Directive:
List all lines of the data that include the string "object".

Entries with figure data:
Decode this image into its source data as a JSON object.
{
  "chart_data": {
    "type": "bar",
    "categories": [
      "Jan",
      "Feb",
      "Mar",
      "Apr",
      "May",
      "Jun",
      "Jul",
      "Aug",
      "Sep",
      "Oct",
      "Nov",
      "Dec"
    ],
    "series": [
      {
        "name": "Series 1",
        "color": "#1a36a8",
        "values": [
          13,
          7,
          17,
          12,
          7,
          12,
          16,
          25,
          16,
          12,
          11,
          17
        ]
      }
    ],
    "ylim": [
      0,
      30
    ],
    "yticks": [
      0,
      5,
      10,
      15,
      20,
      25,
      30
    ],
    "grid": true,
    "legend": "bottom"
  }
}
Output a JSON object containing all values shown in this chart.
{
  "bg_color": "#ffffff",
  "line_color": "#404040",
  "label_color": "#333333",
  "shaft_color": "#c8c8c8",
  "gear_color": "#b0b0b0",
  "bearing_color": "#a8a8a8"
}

Correct answer:
Decode this image into its source data as a JSON object.
Output a JSON object containing all values shown in this chart.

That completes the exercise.